# PROBLEM STATEMENT
Take from the listing each line that has the string "JSON".

※

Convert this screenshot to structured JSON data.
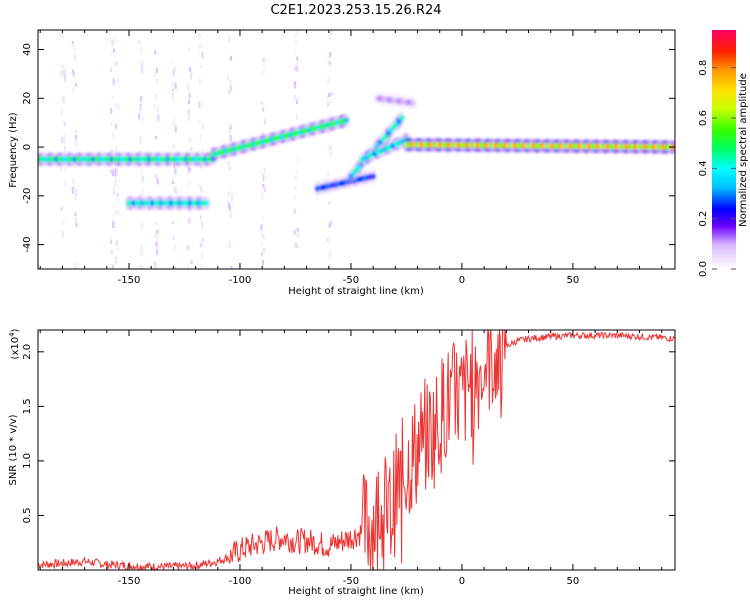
{
  "title": "C2E1.2023.253.15.26.R24",
  "chart_data": [
    {
      "type": "heatmap",
      "xlabel": "Height of straight line (km)",
      "ylabel": "Frequency (Hz)",
      "xlim": [
        -191,
        96
      ],
      "ylim": [
        -50,
        48
      ],
      "xticks": [
        -150,
        -100,
        -50,
        0,
        50
      ],
      "yticks": [
        -40,
        -20,
        0,
        20,
        40
      ],
      "colorbar": {
        "label": "Normalized spectral amplitude",
        "range": [
          0,
          0.95
        ],
        "ticks": [
          0.0,
          0.2,
          0.4,
          0.6,
          0.8
        ],
        "ticklabels": [
          "0.0",
          "0.2",
          "0.4",
          "0.6",
          "0.8"
        ]
      },
      "features": [
        {
          "x_start": -191,
          "x_end": -112,
          "y_start": -5,
          "y_end": -5,
          "amplitude": 0.5
        },
        {
          "x_start": -112,
          "x_end": -52,
          "y_start": -3,
          "y_end": 11,
          "amplitude": 0.55
        },
        {
          "x_start": -65,
          "x_end": -40,
          "y_start": -17,
          "y_end": -12,
          "amplitude": 0.3
        },
        {
          "x_start": -50,
          "x_end": -27,
          "y_start": -12,
          "y_end": 12,
          "amplitude": 0.45
        },
        {
          "x_start": -45,
          "x_end": -25,
          "y_start": -5,
          "y_end": 3,
          "amplitude": 0.45
        },
        {
          "x_start": -38,
          "x_end": -22,
          "y_start": 20,
          "y_end": 18,
          "amplitude": 0.12
        },
        {
          "x_start": -25,
          "x_end": 95,
          "y_start": 1,
          "y_end": 0,
          "amplitude": 0.8
        },
        {
          "x_start": -150,
          "x_end": -115,
          "y_start": -23,
          "y_end": -23,
          "amplitude": 0.45
        }
      ]
    },
    {
      "type": "line",
      "xlabel": "Height of straight line (km)",
      "ylabel": "SNR (10 * v/v)",
      "y_multiplier": "(x10",
      "y_multiplier_exp": "4",
      "y_multiplier_close": ")",
      "xlim": [
        -191,
        96
      ],
      "ylim": [
        0,
        2.2
      ],
      "xticks": [
        -150,
        -100,
        -50,
        0,
        50
      ],
      "yticks": [
        0.5,
        1.0,
        1.5,
        2.0
      ],
      "yticklabels": [
        "0.5",
        "1.0",
        "1.5",
        "2.0"
      ],
      "series": [
        {
          "color": "#ee3333",
          "x": [
            -191,
            -180,
            -170,
            -160,
            -150,
            -140,
            -130,
            -120,
            -110,
            -105,
            -100,
            -95,
            -90,
            -85,
            -80,
            -75,
            -70,
            -65,
            -60,
            -55,
            -50,
            -45,
            -40,
            -35,
            -32,
            -30,
            -28,
            -25,
            -22,
            -20,
            -18,
            -15,
            -12,
            -10,
            -8,
            -5,
            -2,
            0,
            3,
            5,
            8,
            10,
            12,
            15,
            18,
            20,
            25,
            30,
            40,
            50,
            60,
            70,
            80,
            90,
            96
          ],
          "y": [
            0.05,
            0.06,
            0.08,
            0.05,
            0.04,
            0.03,
            0.03,
            0.04,
            0.08,
            0.12,
            0.18,
            0.22,
            0.25,
            0.28,
            0.3,
            0.26,
            0.27,
            0.25,
            0.22,
            0.26,
            0.3,
            0.35,
            0.45,
            0.55,
            0.5,
            0.7,
            0.8,
            0.95,
            1.05,
            1.1,
            1.2,
            1.25,
            1.3,
            1.4,
            1.5,
            1.55,
            1.6,
            1.55,
            1.7,
            1.75,
            1.8,
            1.9,
            1.95,
            1.98,
            2.0,
            2.05,
            2.1,
            2.12,
            2.14,
            2.15,
            2.15,
            2.15,
            2.14,
            2.13,
            2.12
          ]
        }
      ]
    }
  ]
}
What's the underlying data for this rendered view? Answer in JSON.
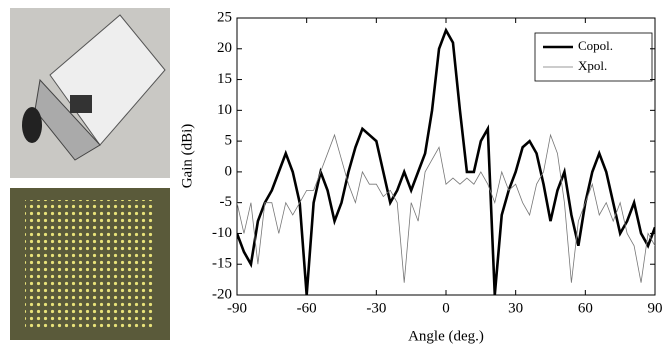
{
  "chart_data": {
    "type": "line",
    "x_label": "Angle (deg.)",
    "y_label": "Gain (dBi)",
    "x": [
      -90,
      -87,
      -84,
      -81,
      -78,
      -75,
      -72,
      -69,
      -66,
      -63,
      -60,
      -57,
      -54,
      -51,
      -48,
      -45,
      -42,
      -39,
      -36,
      -33,
      -30,
      -27,
      -24,
      -21,
      -18,
      -15,
      -12,
      -9,
      -6,
      -3,
      0,
      3,
      6,
      9,
      12,
      15,
      18,
      21,
      24,
      27,
      30,
      33,
      36,
      39,
      42,
      45,
      48,
      51,
      54,
      57,
      60,
      63,
      66,
      69,
      72,
      75,
      78,
      81,
      84,
      87,
      90
    ],
    "series": [
      {
        "name": "Copol.",
        "color": "#000000",
        "values": [
          -10,
          -13,
          -15,
          -8,
          -5,
          -3,
          0,
          3,
          0,
          -5,
          -20,
          -5,
          0,
          -3,
          -8,
          -5,
          0,
          4,
          7,
          6,
          5,
          0,
          -5,
          -3,
          0,
          -3,
          0,
          3,
          10,
          20,
          23,
          21,
          10,
          0,
          0,
          5,
          7,
          -20,
          -7,
          -3,
          0,
          4,
          5,
          3,
          -2,
          -8,
          -3,
          0,
          -7,
          -12,
          -5,
          0,
          3,
          0,
          -5,
          -10,
          -8,
          -5,
          -10,
          -12,
          -9
        ]
      },
      {
        "name": "Xpol.",
        "color": "#777777",
        "values": [
          -5,
          -10,
          -5,
          -15,
          -5,
          -5,
          -10,
          -5,
          -7,
          -5,
          -3,
          -3,
          0,
          3,
          6,
          2,
          -2,
          -5,
          0,
          -2,
          -2,
          -4,
          -3,
          -5,
          -18,
          -5,
          -8,
          0,
          2,
          4,
          -2,
          -1,
          -2,
          -1,
          -2,
          0,
          -2,
          -5,
          0,
          -3,
          -2,
          -5,
          -7,
          -2,
          0,
          6,
          3,
          -5,
          -18,
          -8,
          -5,
          -2,
          -7,
          -5,
          -8,
          -5,
          -10,
          -12,
          -18,
          -10,
          -12
        ]
      }
    ],
    "xlim": [
      -90,
      90
    ],
    "xticks": [
      -90,
      -60,
      -30,
      0,
      30,
      60,
      90
    ],
    "ylim": [
      -20,
      25
    ],
    "yticks": [
      -20,
      -15,
      -10,
      -5,
      0,
      5,
      10,
      15,
      20,
      25
    ],
    "legend": "upper right"
  }
}
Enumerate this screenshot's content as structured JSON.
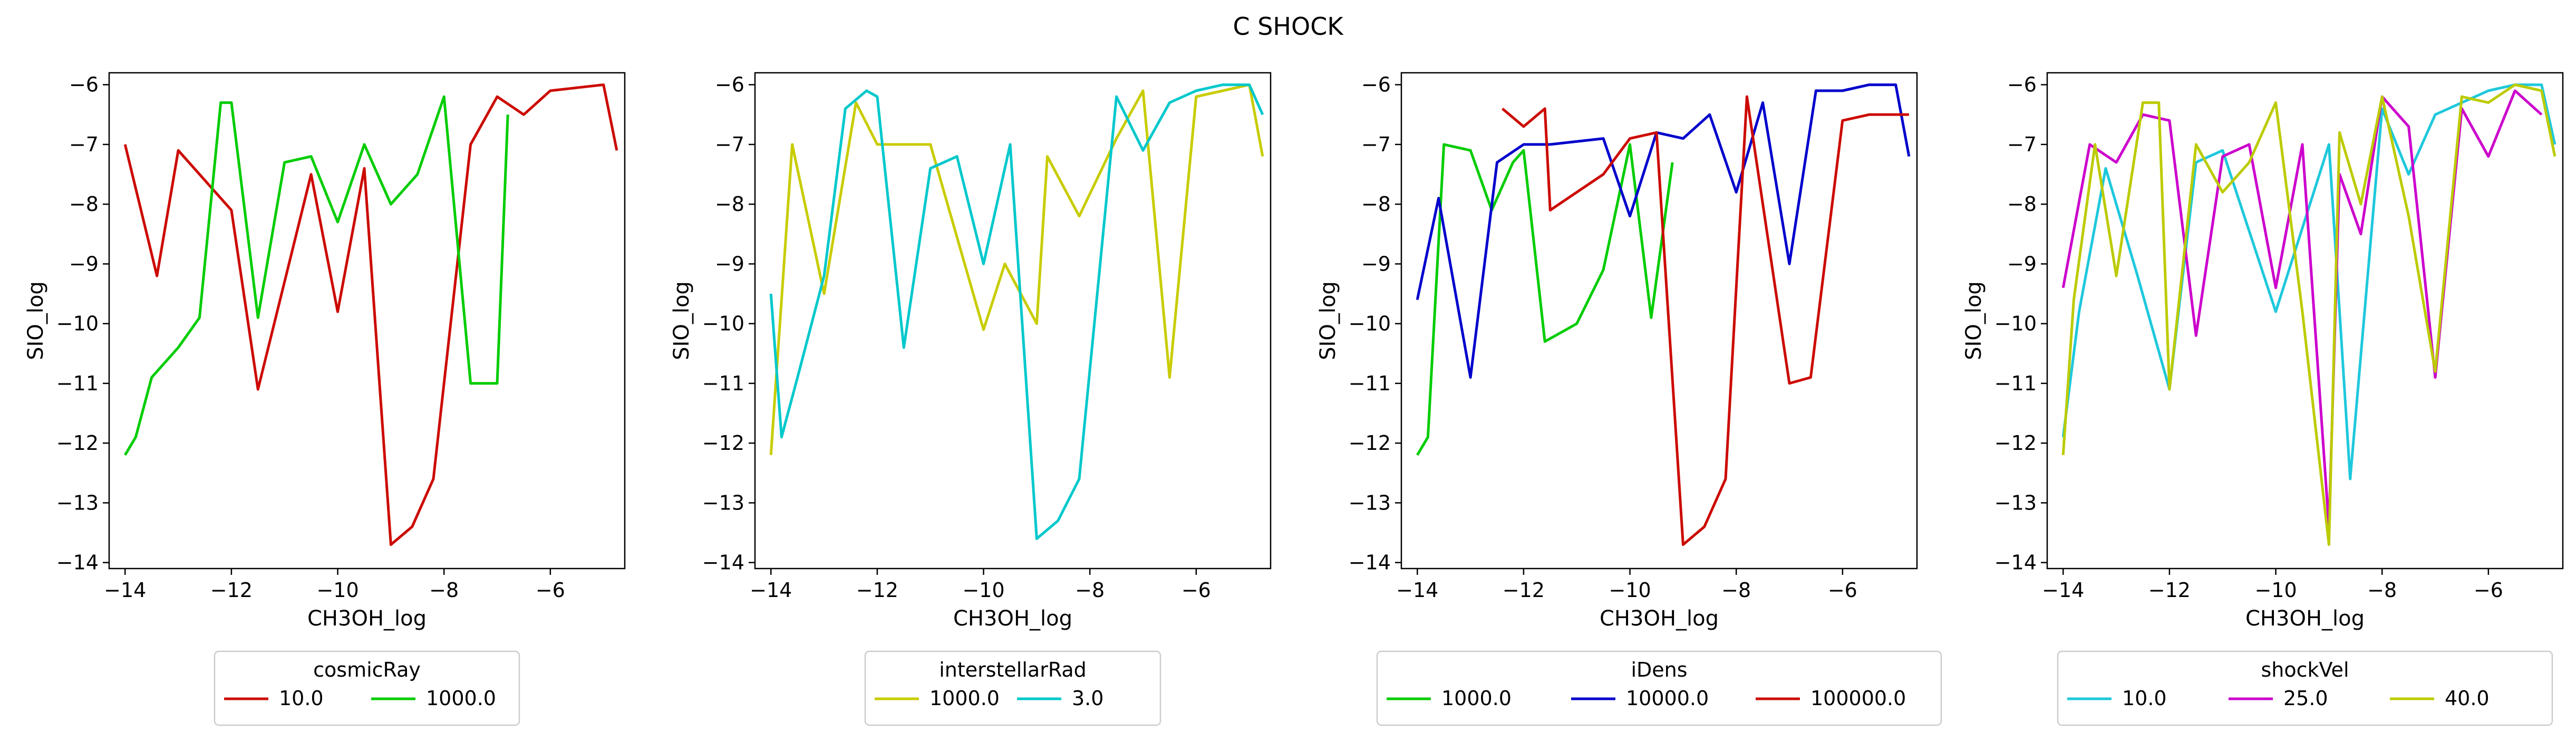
{
  "figure": {
    "title": "C SHOCK"
  },
  "chart_data": [
    {
      "type": "line",
      "xlabel": "CH3OH_log",
      "ylabel": "SIO_log",
      "xlim": [
        -14.3,
        -4.6
      ],
      "ylim": [
        -14.1,
        -5.8
      ],
      "xticks": [
        -14,
        -12,
        -10,
        -8,
        -6
      ],
      "yticks": [
        -14,
        -13,
        -12,
        -11,
        -10,
        -9,
        -8,
        -7,
        -6
      ],
      "legend": {
        "title": "cosmicRay",
        "placement": "below",
        "entries": [
          "10.0",
          "1000.0"
        ]
      },
      "series": [
        {
          "name": "10.0",
          "color": "#cc0a00",
          "x": [
            -14.0,
            -13.4,
            -13.0,
            -12.0,
            -11.5,
            -10.5,
            -10.0,
            -9.5,
            -9.0,
            -8.6,
            -8.2,
            -7.5,
            -7.0,
            -6.5,
            -6.0,
            -5.5,
            -5.0,
            -4.75
          ],
          "y": [
            -7.0,
            -9.2,
            -7.1,
            -8.1,
            -11.1,
            -7.5,
            -9.8,
            -7.4,
            -13.7,
            -13.4,
            -12.6,
            -7.0,
            -6.2,
            -6.5,
            -6.1,
            -6.05,
            -6.0,
            -7.1
          ]
        },
        {
          "name": "1000.0",
          "color": "#00cc00",
          "x": [
            -14.0,
            -13.8,
            -13.5,
            -13.0,
            -12.6,
            -12.2,
            -12.0,
            -11.5,
            -11.0,
            -10.5,
            -10.0,
            -9.5,
            -9.0,
            -8.5,
            -8.0,
            -7.5,
            -7.0,
            -6.8
          ],
          "y": [
            -12.2,
            -11.9,
            -10.9,
            -10.4,
            -9.9,
            -6.3,
            -6.3,
            -9.9,
            -7.3,
            -7.2,
            -8.3,
            -7.0,
            -8.0,
            -7.5,
            -6.2,
            -11.0,
            -11.0,
            -6.5
          ]
        }
      ]
    },
    {
      "type": "line",
      "xlabel": "CH3OH_log",
      "ylabel": "SIO_log",
      "xlim": [
        -14.3,
        -4.6
      ],
      "ylim": [
        -14.1,
        -5.8
      ],
      "xticks": [
        -14,
        -12,
        -10,
        -8,
        -6
      ],
      "yticks": [
        -14,
        -13,
        -12,
        -11,
        -10,
        -9,
        -8,
        -7,
        -6
      ],
      "legend": {
        "title": "interstellarRad",
        "placement": "below",
        "entries": [
          "1000.0",
          "3.0"
        ]
      },
      "series": [
        {
          "name": "1000.0",
          "color": "#c8cc00",
          "x": [
            -14.0,
            -13.6,
            -13.0,
            -12.4,
            -12.0,
            -11.0,
            -10.0,
            -9.6,
            -9.0,
            -8.8,
            -8.2,
            -7.5,
            -7.0,
            -6.5,
            -6.0,
            -5.5,
            -5.0,
            -4.75
          ],
          "y": [
            -12.2,
            -7.0,
            -9.5,
            -6.3,
            -7.0,
            -7.0,
            -10.1,
            -9.0,
            -10.0,
            -7.2,
            -8.2,
            -6.9,
            -6.1,
            -10.9,
            -6.2,
            -6.1,
            -6.0,
            -7.2
          ]
        },
        {
          "name": "3.0",
          "color": "#00c8cc",
          "x": [
            -14.0,
            -13.8,
            -13.5,
            -13.0,
            -12.6,
            -12.2,
            -12.0,
            -11.5,
            -11.0,
            -10.5,
            -10.0,
            -9.5,
            -9.0,
            -8.6,
            -8.2,
            -7.5,
            -7.0,
            -6.5,
            -6.0,
            -5.5,
            -5.0,
            -4.75
          ],
          "y": [
            -9.5,
            -11.9,
            -10.9,
            -9.2,
            -6.4,
            -6.1,
            -6.2,
            -10.4,
            -7.4,
            -7.2,
            -9.0,
            -7.0,
            -13.6,
            -13.3,
            -12.6,
            -6.2,
            -7.1,
            -6.3,
            -6.1,
            -6.0,
            -6.0,
            -6.5
          ]
        }
      ]
    },
    {
      "type": "line",
      "xlabel": "CH3OH_log",
      "ylabel": "SIO_log",
      "xlim": [
        -14.3,
        -4.6
      ],
      "ylim": [
        -14.1,
        -5.8
      ],
      "xticks": [
        -14,
        -12,
        -10,
        -8,
        -6
      ],
      "yticks": [
        -14,
        -13,
        -12,
        -11,
        -10,
        -9,
        -8,
        -7,
        -6
      ],
      "legend": {
        "title": "iDens",
        "placement": "below",
        "entries": [
          "1000.0",
          "10000.0",
          "100000.0"
        ]
      },
      "series": [
        {
          "name": "1000.0",
          "color": "#00cc00",
          "x": [
            -14.0,
            -13.8,
            -13.5,
            -13.0,
            -12.6,
            -12.2,
            -12.0,
            -11.6,
            -11.0,
            -10.5,
            -10.0,
            -9.6,
            -9.2
          ],
          "y": [
            -12.2,
            -11.9,
            -7.0,
            -7.1,
            -8.1,
            -7.3,
            -7.1,
            -10.3,
            -10.0,
            -9.1,
            -7.0,
            -9.9,
            -7.3
          ]
        },
        {
          "name": "10000.0",
          "color": "#0000cc",
          "x": [
            -14.0,
            -13.6,
            -13.0,
            -12.5,
            -12.0,
            -11.5,
            -10.5,
            -10.0,
            -9.5,
            -9.0,
            -8.5,
            -8.0,
            -7.5,
            -7.0,
            -6.5,
            -6.0,
            -5.5,
            -5.0,
            -4.75
          ],
          "y": [
            -9.6,
            -7.9,
            -10.9,
            -7.3,
            -7.0,
            -7.0,
            -6.9,
            -8.2,
            -6.8,
            -6.9,
            -6.5,
            -7.8,
            -6.3,
            -9.0,
            -6.1,
            -6.1,
            -6.0,
            -6.0,
            -7.2
          ]
        },
        {
          "name": "100000.0",
          "color": "#cc0a00",
          "x": [
            -12.4,
            -12.0,
            -11.6,
            -11.5,
            -10.5,
            -10.0,
            -9.5,
            -9.0,
            -8.6,
            -8.2,
            -7.8,
            -7.0,
            -6.6,
            -6.0,
            -5.5,
            -4.75
          ],
          "y": [
            -6.4,
            -6.7,
            -6.4,
            -8.1,
            -7.5,
            -6.9,
            -6.8,
            -13.7,
            -13.4,
            -12.6,
            -6.2,
            -11.0,
            -10.9,
            -6.6,
            -6.5,
            -6.5
          ]
        }
      ]
    },
    {
      "type": "line",
      "xlabel": "CH3OH_log",
      "ylabel": "SIO_log",
      "xlim": [
        -14.3,
        -4.6
      ],
      "ylim": [
        -14.1,
        -5.8
      ],
      "xticks": [
        -14,
        -12,
        -10,
        -8,
        -6
      ],
      "yticks": [
        -14,
        -13,
        -12,
        -11,
        -10,
        -9,
        -8,
        -7,
        -6
      ],
      "legend": {
        "title": "shockVel",
        "placement": "below",
        "entries": [
          "10.0",
          "25.0",
          "40.0"
        ]
      },
      "series": [
        {
          "name": "10.0",
          "color": "#1ec8dc",
          "x": [
            -14.0,
            -13.7,
            -13.2,
            -12.6,
            -12.0,
            -11.5,
            -11.0,
            -10.0,
            -9.0,
            -8.6,
            -8.0,
            -7.5,
            -7.0,
            -6.5,
            -6.0,
            -5.5,
            -5.0,
            -4.75
          ],
          "y": [
            -11.9,
            -9.8,
            -7.4,
            -9.2,
            -11.1,
            -7.3,
            -7.1,
            -9.8,
            -7.0,
            -12.6,
            -6.4,
            -7.5,
            -6.5,
            -6.3,
            -6.1,
            -6.0,
            -6.0,
            -7.0
          ]
        },
        {
          "name": "25.0",
          "color": "#cc00cc",
          "x": [
            -14.0,
            -13.5,
            -13.0,
            -12.5,
            -12.0,
            -11.5,
            -11.0,
            -10.5,
            -10.0,
            -9.5,
            -9.0,
            -8.8,
            -8.4,
            -8.0,
            -7.5,
            -7.0,
            -6.5,
            -6.0,
            -5.5,
            -5.0
          ],
          "y": [
            -9.4,
            -7.0,
            -7.3,
            -6.5,
            -6.6,
            -10.2,
            -7.2,
            -7.0,
            -9.4,
            -7.0,
            -13.4,
            -7.5,
            -8.5,
            -6.2,
            -6.7,
            -10.9,
            -6.4,
            -7.2,
            -6.1,
            -6.5
          ]
        },
        {
          "name": "40.0",
          "color": "#bccb00",
          "x": [
            -14.0,
            -13.8,
            -13.4,
            -13.0,
            -12.5,
            -12.2,
            -12.0,
            -11.5,
            -11.0,
            -10.5,
            -10.0,
            -9.5,
            -9.0,
            -8.8,
            -8.4,
            -8.0,
            -7.5,
            -7.0,
            -6.5,
            -6.0,
            -5.5,
            -5.0,
            -4.75
          ],
          "y": [
            -12.2,
            -9.6,
            -7.0,
            -9.2,
            -6.3,
            -6.3,
            -11.1,
            -7.0,
            -7.8,
            -7.3,
            -6.3,
            -9.8,
            -13.7,
            -6.8,
            -8.0,
            -6.2,
            -8.2,
            -10.8,
            -6.2,
            -6.3,
            -6.0,
            -6.1,
            -7.2
          ]
        }
      ]
    }
  ]
}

※

# FULL RESPONSE
Convert this screenshot to structured JSON data.
What's the underlying data for this rendered view? Answer in JSON.
Enumerate this screenshot's content as structured JSON.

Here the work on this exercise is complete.